Every line that holds the string "better" is to be identified and copied.

> _Material for this exercise_
<<<<
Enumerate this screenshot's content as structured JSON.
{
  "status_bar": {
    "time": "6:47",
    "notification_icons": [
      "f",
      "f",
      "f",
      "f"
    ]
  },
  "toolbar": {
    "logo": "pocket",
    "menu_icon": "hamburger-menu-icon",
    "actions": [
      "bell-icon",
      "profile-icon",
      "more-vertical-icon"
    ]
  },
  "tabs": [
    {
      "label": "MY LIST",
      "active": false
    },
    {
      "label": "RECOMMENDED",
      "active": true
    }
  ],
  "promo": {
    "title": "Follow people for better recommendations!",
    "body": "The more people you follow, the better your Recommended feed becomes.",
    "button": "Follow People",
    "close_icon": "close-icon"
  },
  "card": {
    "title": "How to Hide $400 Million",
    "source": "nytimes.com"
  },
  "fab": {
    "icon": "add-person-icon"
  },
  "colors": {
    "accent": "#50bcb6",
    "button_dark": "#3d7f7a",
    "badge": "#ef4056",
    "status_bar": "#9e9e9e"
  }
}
>>>>
> _Completed task_
    "title": "Follow people for better recommendations!",
    "body": "The more people you follow, the better your Recommended feed becomes.",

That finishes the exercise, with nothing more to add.